◆ **STATED PROBLEM**: Across the entries, how many lines have the string "text" in them? Reply with only a number.

◆ **SOURCE MATERIAL**:
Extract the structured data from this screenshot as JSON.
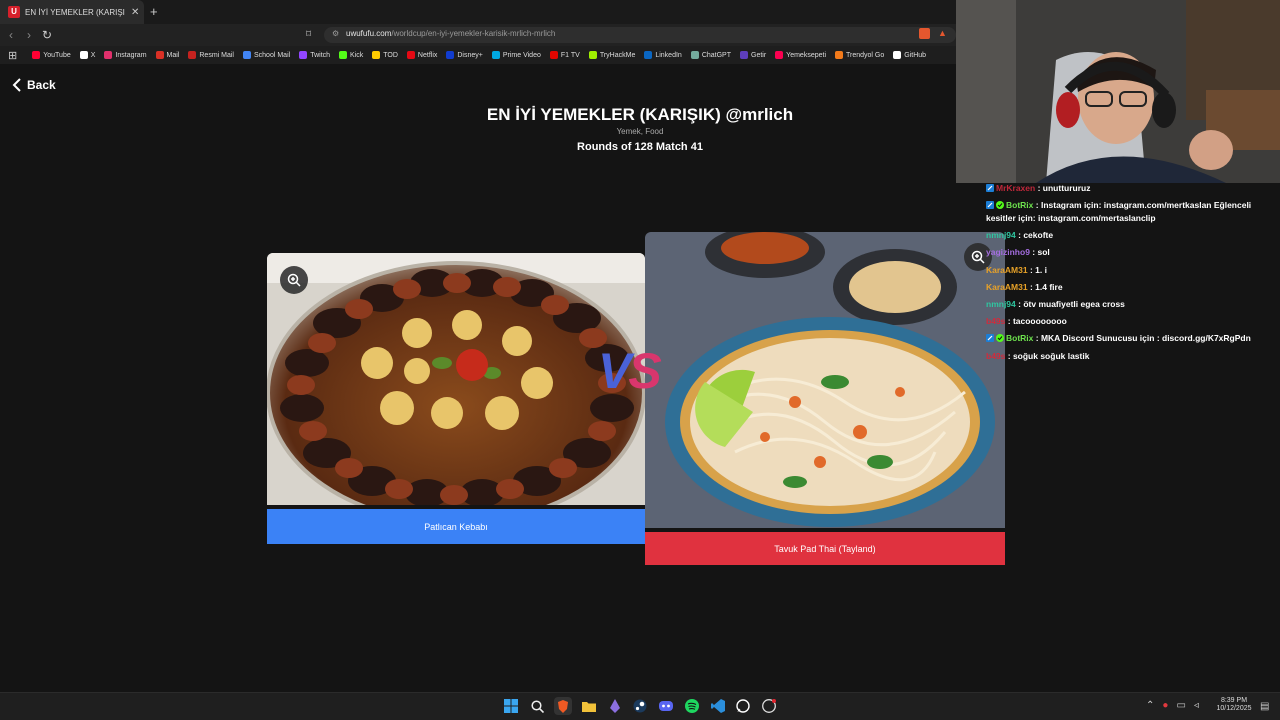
{
  "browser": {
    "tab_title": "EN İYİ YEMEKLER (KARIŞIK) @mr",
    "tab_favicon": "U",
    "url_host": "uwufufu.com",
    "url_path": "/worldcup/en-iyi-yemekler-karisik-mrlich-mrlich",
    "bookmarks": [
      "YouTube",
      "X",
      "Instagram",
      "Mail",
      "Resmi Mail",
      "School Mail",
      "Twitch",
      "Kick",
      "TOD",
      "Netflix",
      "Disney+",
      "Prime Video",
      "F1 TV",
      "TryHackMe",
      "LinkedIn",
      "ChatGPT",
      "Getir",
      "Yemeksepeti",
      "Trendyol Go",
      "GitHub"
    ]
  },
  "page": {
    "back_label": "Back",
    "title": "EN İYİ YEMEKLER (KARIŞIK) @mrlich",
    "subtitle": "Yemek, Food",
    "round": "Rounds of 128 Match 41",
    "vs_v": "V",
    "vs_s": "S",
    "left_choice": "Patlıcan Kebabı",
    "right_choice": "Tavuk Pad Thai (Tayland)"
  },
  "chat": [
    {
      "user": "MrKraxen",
      "text": "unuttururuz",
      "color": "#c0283a",
      "badge": true
    },
    {
      "user": "BotRix",
      "text": "Instagram için: instagram.com/mertkaslan Eğlenceli kesitler için: instagram.com/mertaslanclip",
      "color": "#6ee24e",
      "badge": true,
      "bot": true
    },
    {
      "user": "nmnj94",
      "text": "cekofte",
      "color": "#2fc6a0"
    },
    {
      "user": "yagizinho9",
      "text": "sol",
      "color": "#a46de0"
    },
    {
      "user": "KaraAM31",
      "text": "1. i",
      "color": "#e8a228"
    },
    {
      "user": "KaraAM31",
      "text": "1.4 fire",
      "color": "#e8a228"
    },
    {
      "user": "nmnj94",
      "text": "ötv muafiyetli egea cross",
      "color": "#2fc6a0"
    },
    {
      "user": "b49s",
      "text": "tacoooooooo",
      "color": "#d12b3c"
    },
    {
      "user": "BotRix",
      "text": "MKA Discord Sunucusu için : discord.gg/K7xRgPdn",
      "color": "#6ee24e",
      "badge": true,
      "bot": true
    },
    {
      "user": "b49s",
      "text": "soğuk soğuk lastik",
      "color": "#d12b3c"
    }
  ],
  "taskbar": {
    "time": "8:39 PM",
    "date": "10/12/2025"
  }
}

◆ **FULL RESPONSE**: 10